'''

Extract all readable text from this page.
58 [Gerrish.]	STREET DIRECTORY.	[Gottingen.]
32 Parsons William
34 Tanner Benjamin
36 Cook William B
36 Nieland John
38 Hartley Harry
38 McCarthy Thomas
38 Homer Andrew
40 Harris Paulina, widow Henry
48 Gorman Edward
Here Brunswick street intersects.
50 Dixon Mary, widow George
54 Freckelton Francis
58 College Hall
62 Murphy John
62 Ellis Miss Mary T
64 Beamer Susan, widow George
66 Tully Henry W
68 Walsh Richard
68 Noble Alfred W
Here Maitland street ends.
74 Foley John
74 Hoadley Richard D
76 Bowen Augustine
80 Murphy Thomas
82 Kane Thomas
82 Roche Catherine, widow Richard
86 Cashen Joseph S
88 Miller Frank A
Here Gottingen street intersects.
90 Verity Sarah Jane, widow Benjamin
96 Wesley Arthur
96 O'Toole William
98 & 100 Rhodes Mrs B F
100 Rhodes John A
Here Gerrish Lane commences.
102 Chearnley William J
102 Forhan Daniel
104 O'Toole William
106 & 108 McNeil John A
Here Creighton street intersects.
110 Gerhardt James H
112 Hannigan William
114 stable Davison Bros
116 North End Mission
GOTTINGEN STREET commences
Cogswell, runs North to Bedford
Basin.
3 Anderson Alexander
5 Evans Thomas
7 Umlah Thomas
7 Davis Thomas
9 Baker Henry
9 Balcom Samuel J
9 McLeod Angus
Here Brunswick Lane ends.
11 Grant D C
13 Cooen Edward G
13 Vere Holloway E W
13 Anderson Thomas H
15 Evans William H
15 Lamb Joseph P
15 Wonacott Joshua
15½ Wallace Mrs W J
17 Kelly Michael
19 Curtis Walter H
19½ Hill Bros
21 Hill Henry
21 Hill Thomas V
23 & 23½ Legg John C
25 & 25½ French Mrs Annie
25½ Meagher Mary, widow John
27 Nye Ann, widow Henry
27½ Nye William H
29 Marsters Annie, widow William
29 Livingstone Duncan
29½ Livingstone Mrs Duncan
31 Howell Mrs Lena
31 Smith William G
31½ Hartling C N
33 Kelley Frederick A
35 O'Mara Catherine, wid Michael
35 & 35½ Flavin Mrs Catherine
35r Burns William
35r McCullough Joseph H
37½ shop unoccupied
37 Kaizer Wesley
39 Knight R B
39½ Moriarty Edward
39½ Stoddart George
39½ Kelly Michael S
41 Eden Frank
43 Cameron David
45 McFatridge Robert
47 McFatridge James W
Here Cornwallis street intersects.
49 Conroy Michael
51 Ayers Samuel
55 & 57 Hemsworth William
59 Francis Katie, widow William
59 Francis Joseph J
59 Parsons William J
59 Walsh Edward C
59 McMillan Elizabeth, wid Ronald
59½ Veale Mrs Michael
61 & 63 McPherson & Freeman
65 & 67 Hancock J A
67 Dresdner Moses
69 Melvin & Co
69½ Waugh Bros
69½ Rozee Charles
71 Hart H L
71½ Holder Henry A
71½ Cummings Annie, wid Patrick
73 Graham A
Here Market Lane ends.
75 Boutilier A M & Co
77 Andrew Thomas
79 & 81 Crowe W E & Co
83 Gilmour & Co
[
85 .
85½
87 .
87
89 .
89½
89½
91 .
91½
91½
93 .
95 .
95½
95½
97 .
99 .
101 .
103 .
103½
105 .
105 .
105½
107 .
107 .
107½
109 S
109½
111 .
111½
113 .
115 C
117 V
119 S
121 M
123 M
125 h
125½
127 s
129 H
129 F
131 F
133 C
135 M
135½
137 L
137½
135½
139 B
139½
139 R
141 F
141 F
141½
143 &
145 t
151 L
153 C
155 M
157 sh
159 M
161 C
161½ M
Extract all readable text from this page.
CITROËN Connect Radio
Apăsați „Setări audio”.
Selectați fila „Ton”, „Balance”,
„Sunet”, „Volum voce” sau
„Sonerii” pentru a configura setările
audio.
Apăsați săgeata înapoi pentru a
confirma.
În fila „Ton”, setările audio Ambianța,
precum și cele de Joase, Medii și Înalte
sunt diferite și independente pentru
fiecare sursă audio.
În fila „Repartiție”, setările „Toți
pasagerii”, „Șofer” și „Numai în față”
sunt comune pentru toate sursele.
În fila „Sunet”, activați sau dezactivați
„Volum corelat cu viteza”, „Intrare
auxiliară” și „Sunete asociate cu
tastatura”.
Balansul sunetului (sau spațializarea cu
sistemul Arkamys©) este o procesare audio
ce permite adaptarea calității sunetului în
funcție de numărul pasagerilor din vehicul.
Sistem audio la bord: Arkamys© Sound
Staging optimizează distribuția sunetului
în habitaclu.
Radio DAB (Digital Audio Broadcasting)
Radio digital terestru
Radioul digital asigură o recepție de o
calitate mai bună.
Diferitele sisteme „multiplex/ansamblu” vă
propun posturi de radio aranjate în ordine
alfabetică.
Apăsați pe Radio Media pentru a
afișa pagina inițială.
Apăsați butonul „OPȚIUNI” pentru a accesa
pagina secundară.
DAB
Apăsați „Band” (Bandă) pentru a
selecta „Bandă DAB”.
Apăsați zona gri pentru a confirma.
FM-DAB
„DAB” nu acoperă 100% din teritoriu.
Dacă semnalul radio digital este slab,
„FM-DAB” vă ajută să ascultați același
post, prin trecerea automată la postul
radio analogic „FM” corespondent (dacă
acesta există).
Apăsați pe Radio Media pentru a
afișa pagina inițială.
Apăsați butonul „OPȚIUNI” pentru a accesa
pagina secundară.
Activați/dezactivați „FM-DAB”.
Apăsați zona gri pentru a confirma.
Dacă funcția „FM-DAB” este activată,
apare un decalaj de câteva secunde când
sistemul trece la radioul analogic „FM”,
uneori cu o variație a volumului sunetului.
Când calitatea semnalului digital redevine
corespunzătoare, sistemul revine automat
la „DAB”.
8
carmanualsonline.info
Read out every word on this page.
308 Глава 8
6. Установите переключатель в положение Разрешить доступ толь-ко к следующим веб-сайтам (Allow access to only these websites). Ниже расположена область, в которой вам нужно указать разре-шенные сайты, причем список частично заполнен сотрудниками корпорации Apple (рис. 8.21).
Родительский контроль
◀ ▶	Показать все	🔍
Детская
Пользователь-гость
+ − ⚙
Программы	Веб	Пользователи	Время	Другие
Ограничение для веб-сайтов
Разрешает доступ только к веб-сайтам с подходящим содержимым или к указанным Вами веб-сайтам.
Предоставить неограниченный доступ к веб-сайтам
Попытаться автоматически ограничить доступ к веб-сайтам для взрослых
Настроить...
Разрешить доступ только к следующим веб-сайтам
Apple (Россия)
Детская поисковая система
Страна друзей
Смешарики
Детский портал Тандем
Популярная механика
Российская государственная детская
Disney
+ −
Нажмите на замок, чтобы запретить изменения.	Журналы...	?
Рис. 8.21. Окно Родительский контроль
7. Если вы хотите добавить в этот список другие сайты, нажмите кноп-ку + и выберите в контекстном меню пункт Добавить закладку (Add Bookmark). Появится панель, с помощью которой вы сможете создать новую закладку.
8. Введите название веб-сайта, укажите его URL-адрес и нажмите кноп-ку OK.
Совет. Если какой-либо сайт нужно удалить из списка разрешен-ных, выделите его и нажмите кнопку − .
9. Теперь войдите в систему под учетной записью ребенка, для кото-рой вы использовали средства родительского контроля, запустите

'''

TASK BRIEF. Take the entries and copy them out exactly.

COMPLETED TASK.
Extract all readable text from this page.
58 [Gerrish.]	STREET DIRECTORY.	[Gottingen.]
32 Parsons William
34 Tanner Benjamin
36 Cook William B
36 Nieland John
38 Hartley Harry
38 McCarthy Thomas
38 Homer Andrew
40 Harris Paulina, widow Henry
48 Gorman Edward
Here Brunswick street intersects.
50 Dixon Mary, widow George
54 Freckelton Francis
58 College Hall
62 Murphy John
62 Ellis Miss Mary T
64 Beamer Susan, widow George
66 Tully Henry W
68 Walsh Richard
68 Noble Alfred W
Here Maitland street ends.
74 Foley John
74 Hoadley Richard D
76 Bowen Augustine
80 Murphy Thomas
82 Kane Thomas
82 Roche Catherine, widow Richard
86 Cashen Joseph S
88 Miller Frank A
Here Gottingen street intersects.
90 Verity Sarah Jane, widow Benjamin
96 Wesley Arthur
96 O'Toole William
98 & 100 Rhodes Mrs B F
100 Rhodes John A
Here Gerrish Lane commences.
102 Chearnley William J
102 Forhan Daniel
104 O'Toole William
106 & 108 McNeil John A
Here Creighton street intersects.
110 Gerhardt James H
112 Hannigan William
114 stable Davison Bros
116 North End Mission
GOTTINGEN STREET commences
Cogswell, runs North to Bedford
Basin.
3 Anderson Alexander
5 Evans Thomas
7 Umlah Thomas
7 Davis Thomas
9 Baker Henry
9 Balcom Samuel J
9 McLeod Angus
Here Brunswick Lane ends.
11 Grant D C
13 Cooen Edward G
13 Vere Holloway E W
13 Anderson Thomas H
15 Evans William H
15 Lamb Joseph P
15 Wonacott Joshua
15½ Wallace Mrs W J
17 Kelly Michael
19 Curtis Walter H
19½ Hill Bros
21 Hill Henry
21 Hill Thomas V
23 & 23½ Legg John C
25 & 25½ French Mrs Annie
25½ Meagher Mary, widow John
27 Nye Ann, widow Henry
27½ Nye William H
29 Marsters Annie, widow William
29 Livingstone Duncan
29½ Livingstone Mrs Duncan
31 Howell Mrs Lena
31 Smith William G
31½ Hartling C N
33 Kelley Frederick A
35 O'Mara Catherine, wid Michael
35 & 35½ Flavin Mrs Catherine
35r Burns William
35r McCullough Joseph H
37½ shop unoccupied
37 Kaizer Wesley
39 Knight R B
39½ Moriarty Edward
39½ Stoddart George
39½ Kelly Michael S
41 Eden Frank
43 Cameron David
45 McFatridge Robert
47 McFatridge James W
Here Cornwallis street intersects.
49 Conroy Michael
51 Ayers Samuel
55 & 57 Hemsworth William
59 Francis Katie, widow William
59 Francis Joseph J
59 Parsons William J
59 Walsh Edward C
59 McMillan Elizabeth, wid Ronald
59½ Veale Mrs Michael
61 & 63 McPherson & Freeman
65 & 67 Hancock J A
67 Dresdner Moses
69 Melvin & Co
69½ Waugh Bros
69½ Rozee Charles
71 Hart H L
71½ Holder Henry A
71½ Cummings Annie, wid Patrick
73 Graham A
Here Market Lane ends.
75 Boutilier A M & Co
77 Andrew Thomas
79 & 81 Crowe W E & Co
83 Gilmour & Co
[
85 .
85½
87 .
87
89 .
89½
89½
91 .
91½
91½
93 .
95 .
95½
95½
97 .
99 .
101 .
103 .
103½
105 .
105 .
105½
107 .
107 .
107½
109 S
109½
111 .
111½
113 .
115 C
117 V
119 S
121 M
123 M
125 h
125½
127 s
129 H
129 F
131 F
133 C
135 M
135½
137 L
137½
135½
139 B
139½
139 R
141 F
141 F
141½
143 &
145 t
151 L
153 C
155 M
157 sh
159 M
161 C
161½ M
Extract all readable text from this page.
CITROËN Connect Radio
Apăsați „Setări audio”.
Selectați fila „Ton”, „Balance”,
„Sunet”, „Volum voce” sau
„Sonerii” pentru a configura setările
audio.
Apăsați săgeata înapoi pentru a
confirma.
În fila „Ton”, setările audio Ambianța,
precum și cele de Joase, Medii și Înalte
sunt diferite și independente pentru
fiecare sursă audio.
În fila „Repartiție”, setările „Toți
pasagerii”, „Șofer” și „Numai în față”
sunt comune pentru toate sursele.
În fila „Sunet”, activați sau dezactivați
„Volum corelat cu viteza”, „Intrare
auxiliară” și „Sunete asociate cu
tastatura”.
Balansul sunetului (sau spațializarea cu
sistemul Arkamys©) este o procesare audio
ce permite adaptarea calității sunetului în
funcție de numărul pasagerilor din vehicul.
Sistem audio la bord: Arkamys© Sound
Staging optimizează distribuția sunetului
în habitaclu.
Radio DAB (Digital Audio Broadcasting)
Radio digital terestru
Radioul digital asigură o recepție de o
calitate mai bună.
Diferitele sisteme „multiplex/ansamblu” vă
propun posturi de radio aranjate în ordine
alfabetică.
Apăsați pe Radio Media pentru a
afișa pagina inițială.
Apăsați butonul „OPȚIUNI” pentru a accesa
pagina secundară.
DAB
Apăsați „Band” (Bandă) pentru a
selecta „Bandă DAB”.
Apăsați zona gri pentru a confirma.
FM-DAB
„DAB” nu acoperă 100% din teritoriu.
Dacă semnalul radio digital este slab,
„FM-DAB” vă ajută să ascultați același
post, prin trecerea automată la postul
radio analogic „FM” corespondent (dacă
acesta există).
Apăsați pe Radio Media pentru a
afișa pagina inițială.
Apăsați butonul „OPȚIUNI” pentru a accesa
pagina secundară.
Activați/dezactivați „FM-DAB”.
Apăsați zona gri pentru a confirma.
Dacă funcția „FM-DAB” este activată,
apare un decalaj de câteva secunde când
sistemul trece la radioul analogic „FM”,
uneori cu o variație a volumului sunetului.
Când calitatea semnalului digital redevine
corespunzătoare, sistemul revine automat
la „DAB”.
8
carmanualsonline.info
Read out every word on this page.
308 Глава 8
6. Установите переключатель в положение Разрешить доступ толь-ко к следующим веб-сайтам (Allow access to only these websites). Ниже расположена область, в которой вам нужно указать разре-шенные сайты, причем список частично заполнен сотрудниками корпорации Apple (рис. 8.21).
Родительский контроль
◀ ▶	Показать все	🔍
Детская
Пользователь-гость
+ − ⚙
Программы	Веб	Пользователи	Время	Другие
Ограничение для веб-сайтов
Разрешает доступ только к веб-сайтам с подходящим содержимым или к указанным Вами веб-сайтам.
Предоставить неограниченный доступ к веб-сайтам
Попытаться автоматически ограничить доступ к веб-сайтам для взрослых
Настроить...
Разрешить доступ только к следующим веб-сайтам
Apple (Россия)
Детская поисковая система
Страна друзей
Смешарики
Детский портал Тандем
Популярная механика
Российская государственная детская
Disney
+ −
Нажмите на замок, чтобы запретить изменения.	Журналы...	?
Рис. 8.21. Окно Родительский контроль
7. Если вы хотите добавить в этот список другие сайты, нажмите кноп-ку + и выберите в контекстном меню пункт Добавить закладку (Add Bookmark). Появится панель, с помощью которой вы сможете создать новую закладку.
8. Введите название веб-сайта, укажите его URL-адрес и нажмите кноп-ку OK.
Совет. Если какой-либо сайт нужно удалить из списка разрешен-ных, выделите его и нажмите кнопку − .
9. Теперь войдите в систему под учетной записью ребенка, для кото-рой вы использовали средства родительского контроля, запустите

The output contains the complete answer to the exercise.